__Exercise instructions__:
Reproduce all of the listing below without alteration.

— START Exercise input —

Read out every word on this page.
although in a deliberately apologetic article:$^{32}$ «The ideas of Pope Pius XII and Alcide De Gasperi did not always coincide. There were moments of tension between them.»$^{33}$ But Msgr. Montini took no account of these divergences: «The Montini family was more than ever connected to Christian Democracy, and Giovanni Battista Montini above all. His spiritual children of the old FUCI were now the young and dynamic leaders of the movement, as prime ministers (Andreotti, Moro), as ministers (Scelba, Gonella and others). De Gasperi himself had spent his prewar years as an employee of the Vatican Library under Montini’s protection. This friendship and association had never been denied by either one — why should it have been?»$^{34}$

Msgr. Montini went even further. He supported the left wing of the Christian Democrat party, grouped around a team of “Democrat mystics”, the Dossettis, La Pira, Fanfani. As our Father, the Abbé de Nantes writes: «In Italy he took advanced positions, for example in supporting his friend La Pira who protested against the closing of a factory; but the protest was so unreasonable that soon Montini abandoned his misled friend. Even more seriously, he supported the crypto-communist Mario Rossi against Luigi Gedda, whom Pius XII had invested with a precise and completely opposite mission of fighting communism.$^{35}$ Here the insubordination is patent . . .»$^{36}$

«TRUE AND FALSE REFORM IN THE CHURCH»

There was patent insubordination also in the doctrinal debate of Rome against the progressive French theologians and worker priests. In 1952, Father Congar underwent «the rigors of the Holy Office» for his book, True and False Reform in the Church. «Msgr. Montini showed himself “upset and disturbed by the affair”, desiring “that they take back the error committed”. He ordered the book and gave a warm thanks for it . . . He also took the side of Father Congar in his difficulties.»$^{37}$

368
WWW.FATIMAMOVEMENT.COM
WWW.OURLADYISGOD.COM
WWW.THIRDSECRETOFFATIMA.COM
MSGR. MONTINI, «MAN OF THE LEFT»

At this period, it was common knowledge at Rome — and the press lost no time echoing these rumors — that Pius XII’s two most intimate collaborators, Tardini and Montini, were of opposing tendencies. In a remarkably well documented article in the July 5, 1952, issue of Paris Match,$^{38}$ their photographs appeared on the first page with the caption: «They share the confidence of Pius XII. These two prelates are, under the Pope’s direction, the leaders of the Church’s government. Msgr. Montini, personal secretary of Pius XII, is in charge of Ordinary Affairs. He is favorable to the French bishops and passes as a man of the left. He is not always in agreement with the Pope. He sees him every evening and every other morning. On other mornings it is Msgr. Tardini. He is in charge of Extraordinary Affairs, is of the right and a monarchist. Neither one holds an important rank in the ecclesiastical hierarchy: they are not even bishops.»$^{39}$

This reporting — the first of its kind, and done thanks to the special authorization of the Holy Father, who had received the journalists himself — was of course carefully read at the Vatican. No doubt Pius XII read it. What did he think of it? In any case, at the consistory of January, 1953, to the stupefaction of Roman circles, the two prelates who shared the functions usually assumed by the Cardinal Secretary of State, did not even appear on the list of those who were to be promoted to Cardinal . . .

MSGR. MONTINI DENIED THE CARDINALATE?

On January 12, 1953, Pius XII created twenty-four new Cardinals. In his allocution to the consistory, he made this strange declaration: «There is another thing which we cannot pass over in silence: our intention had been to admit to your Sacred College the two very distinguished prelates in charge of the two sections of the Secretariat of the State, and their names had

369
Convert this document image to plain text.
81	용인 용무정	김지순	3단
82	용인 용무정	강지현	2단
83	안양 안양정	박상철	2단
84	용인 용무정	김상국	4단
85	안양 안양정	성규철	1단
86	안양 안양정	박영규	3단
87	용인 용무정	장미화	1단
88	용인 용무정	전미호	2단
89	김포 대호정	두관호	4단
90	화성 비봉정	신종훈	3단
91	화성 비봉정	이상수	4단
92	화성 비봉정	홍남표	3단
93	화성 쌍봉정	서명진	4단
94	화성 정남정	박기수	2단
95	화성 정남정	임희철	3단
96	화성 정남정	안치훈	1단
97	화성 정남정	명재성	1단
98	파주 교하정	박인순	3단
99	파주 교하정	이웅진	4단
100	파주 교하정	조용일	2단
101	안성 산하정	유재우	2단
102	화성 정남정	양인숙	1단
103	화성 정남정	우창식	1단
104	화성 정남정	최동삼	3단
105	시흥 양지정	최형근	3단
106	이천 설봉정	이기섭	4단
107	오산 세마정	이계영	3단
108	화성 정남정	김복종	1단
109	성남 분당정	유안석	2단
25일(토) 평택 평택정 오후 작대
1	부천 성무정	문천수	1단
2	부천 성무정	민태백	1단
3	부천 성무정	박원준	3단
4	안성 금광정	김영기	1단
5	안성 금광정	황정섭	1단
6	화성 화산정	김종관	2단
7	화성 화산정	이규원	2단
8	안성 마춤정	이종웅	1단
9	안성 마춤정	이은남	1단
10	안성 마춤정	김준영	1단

— END Exercise input —

__Task result__:
Read out every word on this page.
although in a deliberately apologetic article:$^{32}$ «The ideas of Pope Pius XII and Alcide De Gasperi did not always coincide. There were moments of tension between them.»$^{33}$ But Msgr. Montini took no account of these divergences: «The Montini family was more than ever connected to Christian Democracy, and Giovanni Battista Montini above all. His spiritual children of the old FUCI were now the young and dynamic leaders of the movement, as prime ministers (Andreotti, Moro), as ministers (Scelba, Gonella and others). De Gasperi himself had spent his prewar years as an employee of the Vatican Library under Montini’s protection. This friendship and association had never been denied by either one — why should it have been?»$^{34}$

Msgr. Montini went even further. He supported the left wing of the Christian Democrat party, grouped around a team of “Democrat mystics”, the Dossettis, La Pira, Fanfani. As our Father, the Abbé de Nantes writes: «In Italy he took advanced positions, for example in supporting his friend La Pira who protested against the closing of a factory; but the protest was so unreasonable that soon Montini abandoned his misled friend. Even more seriously, he supported the crypto-communist Mario Rossi against Luigi Gedda, whom Pius XII had invested with a precise and completely opposite mission of fighting communism.$^{35}$ Here the insubordination is patent . . .»$^{36}$

«TRUE AND FALSE REFORM IN THE CHURCH»

There was patent insubordination also in the doctrinal debate of Rome against the progressive French theologians and worker priests. In 1952, Father Congar underwent «the rigors of the Holy Office» for his book, True and False Reform in the Church. «Msgr. Montini showed himself “upset and disturbed by the affair”, desiring “that they take back the error committed”. He ordered the book and gave a warm thanks for it . . . He also took the side of Father Congar in his difficulties.»$^{37}$

368
WWW.FATIMAMOVEMENT.COM
WWW.OURLADYISGOD.COM
WWW.THIRDSECRETOFFATIMA.COM
MSGR. MONTINI, «MAN OF THE LEFT»

At this period, it was common knowledge at Rome — and the press lost no time echoing these rumors — that Pius XII’s two most intimate collaborators, Tardini and Montini, were of opposing tendencies. In a remarkably well documented article in the July 5, 1952, issue of Paris Match,$^{38}$ their photographs appeared on the first page with the caption: «They share the confidence of Pius XII. These two prelates are, under the Pope’s direction, the leaders of the Church’s government. Msgr. Montini, personal secretary of Pius XII, is in charge of Ordinary Affairs. He is favorable to the French bishops and passes as a man of the left. He is not always in agreement with the Pope. He sees him every evening and every other morning. On other mornings it is Msgr. Tardini. He is in charge of Extraordinary Affairs, is of the right and a monarchist. Neither one holds an important rank in the ecclesiastical hierarchy: they are not even bishops.»$^{39}$

This reporting — the first of its kind, and done thanks to the special authorization of the Holy Father, who had received the journalists himself — was of course carefully read at the Vatican. No doubt Pius XII read it. What did he think of it? In any case, at the consistory of January, 1953, to the stupefaction of Roman circles, the two prelates who shared the functions usually assumed by the Cardinal Secretary of State, did not even appear on the list of those who were to be promoted to Cardinal . . .

MSGR. MONTINI DENIED THE CARDINALATE?

On January 12, 1953, Pius XII created twenty-four new Cardinals. In his allocution to the consistory, he made this strange declaration: «There is another thing which we cannot pass over in silence: our intention had been to admit to your Sacred College the two very distinguished prelates in charge of the two sections of the Secretariat of the State, and their names had

369
Convert this document image to plain text.
81	용인 용무정	김지순	3단
82	용인 용무정	강지현	2단
83	안양 안양정	박상철	2단
84	용인 용무정	김상국	4단
85	안양 안양정	성규철	1단
86	안양 안양정	박영규	3단
87	용인 용무정	장미화	1단
88	용인 용무정	전미호	2단
89	김포 대호정	두관호	4단
90	화성 비봉정	신종훈	3단
91	화성 비봉정	이상수	4단
92	화성 비봉정	홍남표	3단
93	화성 쌍봉정	서명진	4단
94	화성 정남정	박기수	2단
95	화성 정남정	임희철	3단
96	화성 정남정	안치훈	1단
97	화성 정남정	명재성	1단
98	파주 교하정	박인순	3단
99	파주 교하정	이웅진	4단
100	파주 교하정	조용일	2단
101	안성 산하정	유재우	2단
102	화성 정남정	양인숙	1단
103	화성 정남정	우창식	1단
104	화성 정남정	최동삼	3단
105	시흥 양지정	최형근	3단
106	이천 설봉정	이기섭	4단
107	오산 세마정	이계영	3단
108	화성 정남정	김복종	1단
109	성남 분당정	유안석	2단
25일(토) 평택 평택정 오후 작대
1	부천 성무정	문천수	1단
2	부천 성무정	민태백	1단
3	부천 성무정	박원준	3단
4	안성 금광정	김영기	1단
5	안성 금광정	황정섭	1단
6	화성 화산정	김종관	2단
7	화성 화산정	이규원	2단
8	안성 마춤정	이종웅	1단
9	안성 마춤정	이은남	1단
10	안성 마춤정	김준영	1단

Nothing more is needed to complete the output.